[begin Raw records]
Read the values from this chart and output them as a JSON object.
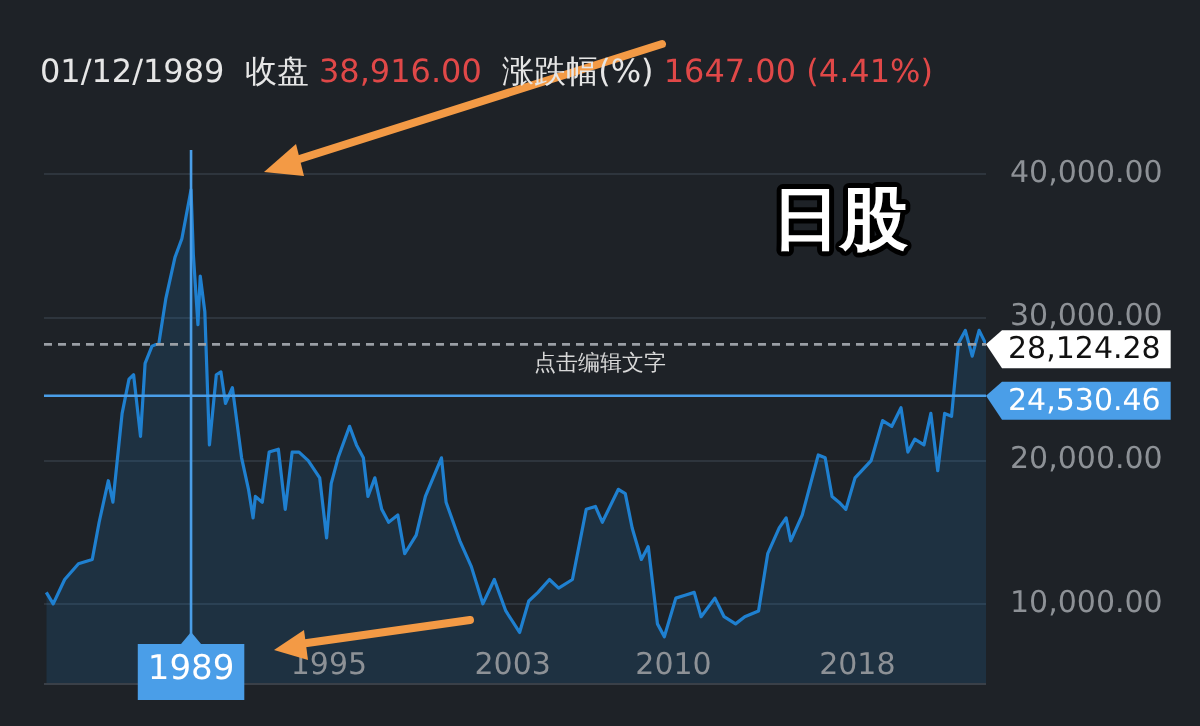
{
  "chart_data": {
    "type": "area",
    "title": "01/12/1989  收盘 38,916.00  涨跌幅(%) 1647.00 (4.41%)",
    "annotations": [
      "日股",
      "点击编辑文字"
    ],
    "x": [
      1982.7,
      1983.0,
      1983.5,
      1984.1,
      1984.7,
      1985.0,
      1985.4,
      1985.6,
      1986.0,
      1986.3,
      1986.5,
      1986.8,
      1987.0,
      1987.3,
      1987.6,
      1987.9,
      1988.3,
      1988.6,
      1989.0,
      1989.1,
      1989.3,
      1989.4,
      1989.6,
      1989.8,
      1990.1,
      1990.3,
      1990.5,
      1990.8,
      1991.2,
      1991.5,
      1991.7,
      1991.8,
      1992.1,
      1992.4,
      1992.8,
      1993.1,
      1993.4,
      1993.7,
      1994.1,
      1994.6,
      1994.9,
      1995.1,
      1995.4,
      1995.9,
      1996.2,
      1996.5,
      1996.7,
      1997.0,
      1997.3,
      1997.6,
      1998.0,
      1998.3,
      1998.8,
      1999.2,
      1999.9,
      2000.1,
      2000.7,
      2001.2,
      2001.7,
      2002.2,
      2002.7,
      2003.3,
      2003.7,
      2004.1,
      2004.6,
      2005.0,
      2005.6,
      2006.2,
      2006.6,
      2006.9,
      2007.6,
      2007.9,
      2008.2,
      2008.6,
      2008.9,
      2009.3,
      2009.6,
      2010.1,
      2010.5,
      2010.9,
      2011.2,
      2011.8,
      2012.2,
      2012.7,
      2013.1,
      2013.7,
      2014.1,
      2014.6,
      2014.9,
      2015.1,
      2015.6,
      2016.3,
      2016.6,
      2016.9,
      2017.2,
      2017.5,
      2017.9,
      2018.6,
      2019.1,
      2019.5,
      2019.9,
      2020.2,
      2020.5,
      2020.9,
      2021.2,
      2021.5,
      2021.8,
      2022.1,
      2022.4,
      2022.7,
      2023.0,
      2023.3,
      2023.6
    ],
    "series": [
      {
        "color": "#1f80d0",
        "values": [
          10800,
          10000,
          11700,
          12800,
          13100,
          15700,
          18600,
          17100,
          23300,
          25700,
          26000,
          21700,
          26800,
          28000,
          28200,
          31300,
          34200,
          35500,
          38916,
          34400,
          29500,
          32900,
          30400,
          21100,
          26000,
          26200,
          24000,
          25100,
          20200,
          18000,
          16000,
          17500,
          17100,
          20600,
          20800,
          16600,
          20600,
          20600,
          20000,
          18800,
          14600,
          18400,
          20200,
          22400,
          21100,
          20200,
          17500,
          18800,
          16600,
          15700,
          16200,
          13500,
          14800,
          17500,
          20200,
          17100,
          14400,
          12600,
          10000,
          11700,
          9500,
          8000,
          10200,
          10800,
          11700,
          11100,
          11700,
          16600,
          16800,
          15700,
          18000,
          17700,
          15300,
          13100,
          14000,
          8600,
          7700,
          10400,
          10600,
          10800,
          9100,
          10400,
          9100,
          8600,
          9100,
          9500,
          13500,
          15300,
          16000,
          14400,
          16200,
          20400,
          20200,
          17500,
          17100,
          16600,
          18800,
          20000,
          22800,
          22400,
          23700,
          20600,
          21500,
          21100,
          23300,
          19300,
          23300,
          23100,
          28200,
          29100,
          27300,
          29100,
          28124
        ]
      }
    ],
    "xlim": [
      1982.6,
      2023.6
    ],
    "ylim": [
      4400,
      41700
    ],
    "xticks": [
      1995,
      2003,
      2010,
      2018
    ],
    "yticks": [
      {
        "value": 10000,
        "label": "10,000.00"
      },
      {
        "value": 20000,
        "label": "20,000.00"
      },
      {
        "value": 30000,
        "label": "30,000.00"
      },
      {
        "value": 40000,
        "label": "40,000.00"
      }
    ],
    "grid": "y",
    "legend": false,
    "marker": "none",
    "line_style": "solid",
    "ref_lines": [
      {
        "axis": "y",
        "value": 28124.28,
        "label": "28,124.28",
        "color": "#9a9fa5",
        "line_style": "dashed"
      },
      {
        "axis": "y",
        "value": 24530.46,
        "label": "24,530.46",
        "color": "#4a9ee8",
        "line_style": "solid"
      },
      {
        "axis": "x",
        "value": 1989,
        "label": "1989",
        "color": "#4a9ee8",
        "line_style": "solid"
      }
    ]
  }
}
[end Raw records]
* **Task goal**: Scan the listing above for the word "label" and show each line where it is found.

* **The result**:
        "label": "10,000.00"
        "label": "20,000.00"
        "label": "30,000.00"
        "label": "40,000.00"
        "label": "28,124.28",
        "label": "24,530.46",
        "label": "1989",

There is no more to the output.